**Job:** Each line containing the word "menjadi" should be found and copied.

**Data entries:**

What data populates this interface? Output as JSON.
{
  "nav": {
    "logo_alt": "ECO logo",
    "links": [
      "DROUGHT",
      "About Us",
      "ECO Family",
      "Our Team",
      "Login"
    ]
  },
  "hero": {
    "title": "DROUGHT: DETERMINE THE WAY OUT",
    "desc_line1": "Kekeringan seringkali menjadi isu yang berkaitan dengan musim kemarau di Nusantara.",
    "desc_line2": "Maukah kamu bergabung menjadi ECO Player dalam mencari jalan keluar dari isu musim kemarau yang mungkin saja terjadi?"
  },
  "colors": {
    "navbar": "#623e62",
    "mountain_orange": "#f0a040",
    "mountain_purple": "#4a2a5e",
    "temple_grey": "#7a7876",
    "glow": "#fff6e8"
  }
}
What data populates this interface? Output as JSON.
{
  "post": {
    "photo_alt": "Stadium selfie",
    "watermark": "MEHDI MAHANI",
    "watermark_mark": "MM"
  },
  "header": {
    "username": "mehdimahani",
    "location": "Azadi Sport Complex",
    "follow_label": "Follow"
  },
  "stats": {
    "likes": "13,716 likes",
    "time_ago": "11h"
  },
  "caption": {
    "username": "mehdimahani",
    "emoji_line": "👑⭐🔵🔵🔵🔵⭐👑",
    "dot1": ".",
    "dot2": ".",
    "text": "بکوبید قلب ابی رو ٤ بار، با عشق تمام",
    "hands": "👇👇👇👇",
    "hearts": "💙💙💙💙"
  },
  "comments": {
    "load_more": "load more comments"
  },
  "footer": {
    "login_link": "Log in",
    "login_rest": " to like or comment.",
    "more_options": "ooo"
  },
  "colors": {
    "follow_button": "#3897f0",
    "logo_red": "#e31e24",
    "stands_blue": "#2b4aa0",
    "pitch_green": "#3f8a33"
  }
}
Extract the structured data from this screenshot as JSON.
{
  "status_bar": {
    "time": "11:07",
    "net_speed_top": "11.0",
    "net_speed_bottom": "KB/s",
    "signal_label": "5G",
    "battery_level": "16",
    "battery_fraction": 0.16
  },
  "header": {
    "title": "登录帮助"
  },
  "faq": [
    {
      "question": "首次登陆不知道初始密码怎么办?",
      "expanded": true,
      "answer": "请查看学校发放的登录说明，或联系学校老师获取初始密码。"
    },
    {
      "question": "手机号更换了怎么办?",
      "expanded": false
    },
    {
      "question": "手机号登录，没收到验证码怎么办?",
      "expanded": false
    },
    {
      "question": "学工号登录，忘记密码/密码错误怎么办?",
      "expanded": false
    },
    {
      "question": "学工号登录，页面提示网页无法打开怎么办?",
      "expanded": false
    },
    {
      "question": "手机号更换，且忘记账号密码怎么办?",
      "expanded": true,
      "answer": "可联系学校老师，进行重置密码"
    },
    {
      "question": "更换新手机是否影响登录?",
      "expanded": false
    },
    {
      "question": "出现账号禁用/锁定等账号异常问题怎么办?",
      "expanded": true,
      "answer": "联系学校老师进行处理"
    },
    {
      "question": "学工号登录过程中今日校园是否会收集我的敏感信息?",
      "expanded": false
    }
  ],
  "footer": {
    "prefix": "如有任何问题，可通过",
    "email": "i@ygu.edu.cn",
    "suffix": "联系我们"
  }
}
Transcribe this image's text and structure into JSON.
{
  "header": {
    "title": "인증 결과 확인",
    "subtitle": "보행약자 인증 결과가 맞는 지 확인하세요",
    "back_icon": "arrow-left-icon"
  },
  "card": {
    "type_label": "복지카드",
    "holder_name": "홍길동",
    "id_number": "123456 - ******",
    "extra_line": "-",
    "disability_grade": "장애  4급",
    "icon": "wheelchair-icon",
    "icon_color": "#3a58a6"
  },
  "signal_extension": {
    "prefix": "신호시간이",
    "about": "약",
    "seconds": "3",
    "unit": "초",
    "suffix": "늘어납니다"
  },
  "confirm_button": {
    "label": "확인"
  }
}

**Correct answer:**
    "desc_line1": "Kekeringan seringkali menjadi isu yang berkaitan dengan musim kemarau di Nusantara.",
    "desc_line2": "Maukah kamu bergabung menjadi ECO Player dalam mencari jalan keluar dari isu musim kemarau yang mungkin saja terjadi?"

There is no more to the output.